*Exercise requirements:* Copy out each line below exactly as it appears.

━━ Material for this exercise ━━

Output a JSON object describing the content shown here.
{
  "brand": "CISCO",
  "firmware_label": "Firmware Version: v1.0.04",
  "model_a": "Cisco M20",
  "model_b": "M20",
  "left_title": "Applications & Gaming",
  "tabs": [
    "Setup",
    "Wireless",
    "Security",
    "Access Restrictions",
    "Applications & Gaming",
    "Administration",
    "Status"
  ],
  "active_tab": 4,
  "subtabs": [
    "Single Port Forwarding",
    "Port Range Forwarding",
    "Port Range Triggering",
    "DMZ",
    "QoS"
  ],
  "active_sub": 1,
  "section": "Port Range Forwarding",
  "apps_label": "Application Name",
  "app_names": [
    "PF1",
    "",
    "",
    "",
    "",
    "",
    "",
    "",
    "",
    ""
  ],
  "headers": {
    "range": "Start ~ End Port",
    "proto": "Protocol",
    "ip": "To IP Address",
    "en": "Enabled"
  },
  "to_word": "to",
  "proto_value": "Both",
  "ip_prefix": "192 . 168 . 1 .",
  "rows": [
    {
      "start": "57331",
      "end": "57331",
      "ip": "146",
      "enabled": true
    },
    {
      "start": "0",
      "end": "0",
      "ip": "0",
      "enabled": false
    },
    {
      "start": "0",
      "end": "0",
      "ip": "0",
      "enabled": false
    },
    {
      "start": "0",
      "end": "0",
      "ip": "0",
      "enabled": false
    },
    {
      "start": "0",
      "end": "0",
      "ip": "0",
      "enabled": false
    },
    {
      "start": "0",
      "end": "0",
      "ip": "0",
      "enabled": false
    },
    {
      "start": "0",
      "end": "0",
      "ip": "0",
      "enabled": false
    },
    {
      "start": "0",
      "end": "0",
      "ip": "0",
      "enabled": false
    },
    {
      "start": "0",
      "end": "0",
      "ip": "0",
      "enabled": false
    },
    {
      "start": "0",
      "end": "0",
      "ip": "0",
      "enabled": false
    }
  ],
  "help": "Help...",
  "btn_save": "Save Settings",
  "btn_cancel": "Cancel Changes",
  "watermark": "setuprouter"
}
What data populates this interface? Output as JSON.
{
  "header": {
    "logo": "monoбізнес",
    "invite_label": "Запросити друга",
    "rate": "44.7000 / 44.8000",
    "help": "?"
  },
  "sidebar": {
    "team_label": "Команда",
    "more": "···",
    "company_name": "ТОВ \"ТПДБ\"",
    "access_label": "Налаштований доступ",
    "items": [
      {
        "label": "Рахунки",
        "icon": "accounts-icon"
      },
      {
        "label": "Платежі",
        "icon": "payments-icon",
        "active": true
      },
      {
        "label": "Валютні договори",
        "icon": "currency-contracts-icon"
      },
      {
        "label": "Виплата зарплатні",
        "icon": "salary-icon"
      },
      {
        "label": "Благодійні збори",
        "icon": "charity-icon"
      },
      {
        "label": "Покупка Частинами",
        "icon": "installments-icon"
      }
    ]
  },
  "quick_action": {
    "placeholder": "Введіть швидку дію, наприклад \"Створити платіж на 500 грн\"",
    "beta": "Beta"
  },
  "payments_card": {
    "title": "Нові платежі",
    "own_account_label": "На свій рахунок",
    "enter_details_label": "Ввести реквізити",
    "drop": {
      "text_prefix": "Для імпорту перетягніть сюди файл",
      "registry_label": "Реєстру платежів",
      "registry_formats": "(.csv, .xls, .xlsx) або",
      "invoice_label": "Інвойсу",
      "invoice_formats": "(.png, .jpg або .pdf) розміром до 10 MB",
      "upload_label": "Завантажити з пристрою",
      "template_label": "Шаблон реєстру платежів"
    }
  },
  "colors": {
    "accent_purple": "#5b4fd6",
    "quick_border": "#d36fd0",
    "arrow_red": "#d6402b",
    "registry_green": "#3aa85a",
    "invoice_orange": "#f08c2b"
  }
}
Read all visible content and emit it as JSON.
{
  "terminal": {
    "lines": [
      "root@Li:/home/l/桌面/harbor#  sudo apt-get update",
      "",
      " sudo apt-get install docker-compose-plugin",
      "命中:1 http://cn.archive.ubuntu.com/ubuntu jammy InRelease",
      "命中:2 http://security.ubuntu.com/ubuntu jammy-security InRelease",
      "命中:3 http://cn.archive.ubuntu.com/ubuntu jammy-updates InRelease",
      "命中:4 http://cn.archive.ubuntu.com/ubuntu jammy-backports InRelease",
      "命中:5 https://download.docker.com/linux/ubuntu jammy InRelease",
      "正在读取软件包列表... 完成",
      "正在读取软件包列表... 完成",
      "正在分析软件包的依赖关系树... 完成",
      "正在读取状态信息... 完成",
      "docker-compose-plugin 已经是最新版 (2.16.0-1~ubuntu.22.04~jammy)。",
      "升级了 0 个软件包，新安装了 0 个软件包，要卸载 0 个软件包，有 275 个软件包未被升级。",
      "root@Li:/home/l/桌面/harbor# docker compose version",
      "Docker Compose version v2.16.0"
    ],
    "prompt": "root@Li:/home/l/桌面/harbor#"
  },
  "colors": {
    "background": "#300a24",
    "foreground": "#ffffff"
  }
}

━━━

*The output:*
Output a JSON object describing the content shown here.
{
  "brand": "CISCO",
  "firmware_label": "Firmware Version: v1.0.04",
  "model_a": "Cisco M20",
  "model_b": "M20",
  "left_title": "Applications & Gaming",
  "tabs": [
    "Setup",
    "Wireless",
    "Security",
    "Access Restrictions",
    "Applications & Gaming",
    "Administration",
    "Status"
  ],
  "active_tab": 4,
  "subtabs": [
    "Single Port Forwarding",
    "Port Range Forwarding",
    "Port Range Triggering",
    "DMZ",
    "QoS"
  ],
  "active_sub": 1,
  "section": "Port Range Forwarding",
  "apps_label": "Application Name",
  "app_names": [
    "PF1",
    "",
    "",
    "",
    "",
    "",
    "",
    "",
    "",
    ""
  ],
  "headers": {
    "range": "Start ~ End Port",
    "proto": "Protocol",
    "ip": "To IP Address",
    "en": "Enabled"
  },
  "to_word": "to",
  "proto_value": "Both",
  "ip_prefix": "192 . 168 . 1 .",
  "rows": [
    {
      "start": "57331",
      "end": "57331",
      "ip": "146",
      "enabled": true
    },
    {
      "start": "0",
      "end": "0",
      "ip": "0",
      "enabled": false
    },
    {
      "start": "0",
      "end": "0",
      "ip": "0",
      "enabled": false
    },
    {
      "start": "0",
      "end": "0",
      "ip": "0",
      "enabled": false
    },
    {
      "start": "0",
      "end": "0",
      "ip": "0",
      "enabled": false
    },
    {
      "start": "0",
      "end": "0",
      "ip": "0",
      "enabled": false
    },
    {
      "start": "0",
      "end": "0",
      "ip": "0",
      "enabled": false
    },
    {
      "start": "0",
      "end": "0",
      "ip": "0",
      "enabled": false
    },
    {
      "start": "0",
      "end": "0",
      "ip": "0",
      "enabled": false
    },
    {
      "start": "0",
      "end": "0",
      "ip": "0",
      "enabled": false
    }
  ],
  "help": "Help...",
  "btn_save": "Save Settings",
  "btn_cancel": "Cancel Changes",
  "watermark": "setuprouter"
}
What data populates this interface? Output as JSON.
{
  "header": {
    "logo": "monoбізнес",
    "invite_label": "Запросити друга",
    "rate": "44.7000 / 44.8000",
    "help": "?"
  },
  "sidebar": {
    "team_label": "Команда",
    "more": "···",
    "company_name": "ТОВ \"ТПДБ\"",
    "access_label": "Налаштований доступ",
    "items": [
      {
        "label": "Рахунки",
        "icon": "accounts-icon"
      },
      {
        "label": "Платежі",
        "icon": "payments-icon",
        "active": true
      },
      {
        "label": "Валютні договори",
        "icon": "currency-contracts-icon"
      },
      {
        "label": "Виплата зарплатні",
        "icon": "salary-icon"
      },
      {
        "label": "Благодійні збори",
        "icon": "charity-icon"
      },
      {
        "label": "Покупка Частинами",
        "icon": "installments-icon"
      }
    ]
  },
  "quick_action": {
    "placeholder": "Введіть швидку дію, наприклад \"Створити платіж на 500 грн\"",
    "beta": "Beta"
  },
  "payments_card": {
    "title": "Нові платежі",
    "own_account_label": "На свій рахунок",
    "enter_details_label": "Ввести реквізити",
    "drop": {
      "text_prefix": "Для імпорту перетягніть сюди файл",
      "registry_label": "Реєстру платежів",
      "registry_formats": "(.csv, .xls, .xlsx) або",
      "invoice_label": "Інвойсу",
      "invoice_formats": "(.png, .jpg або .pdf) розміром до 10 MB",
      "upload_label": "Завантажити з пристрою",
      "template_label": "Шаблон реєстру платежів"
    }
  },
  "colors": {
    "accent_purple": "#5b4fd6",
    "quick_border": "#d36fd0",
    "arrow_red": "#d6402b",
    "registry_green": "#3aa85a",
    "invoice_orange": "#f08c2b"
  }
}
Read all visible content and emit it as JSON.
{
  "terminal": {
    "lines": [
      "root@Li:/home/l/桌面/harbor#  sudo apt-get update",
      "",
      " sudo apt-get install docker-compose-plugin",
      "命中:1 http://cn.archive.ubuntu.com/ubuntu jammy InRelease",
      "命中:2 http://security.ubuntu.com/ubuntu jammy-security InRelease",
      "命中:3 http://cn.archive.ubuntu.com/ubuntu jammy-updates InRelease",
      "命中:4 http://cn.archive.ubuntu.com/ubuntu jammy-backports InRelease",
      "命中:5 https://download.docker.com/linux/ubuntu jammy InRelease",
      "正在读取软件包列表... 完成",
      "正在读取软件包列表... 完成",
      "正在分析软件包的依赖关系树... 完成",
      "正在读取状态信息... 完成",
      "docker-compose-plugin 已经是最新版 (2.16.0-1~ubuntu.22.04~jammy)。",
      "升级了 0 个软件包，新安装了 0 个软件包，要卸载 0 个软件包，有 275 个软件包未被升级。",
      "root@Li:/home/l/桌面/harbor# docker compose version",
      "Docker Compose version v2.16.0"
    ],
    "prompt": "root@Li:/home/l/桌面/harbor#"
  },
  "colors": {
    "background": "#300a24",
    "foreground": "#ffffff"
  }
}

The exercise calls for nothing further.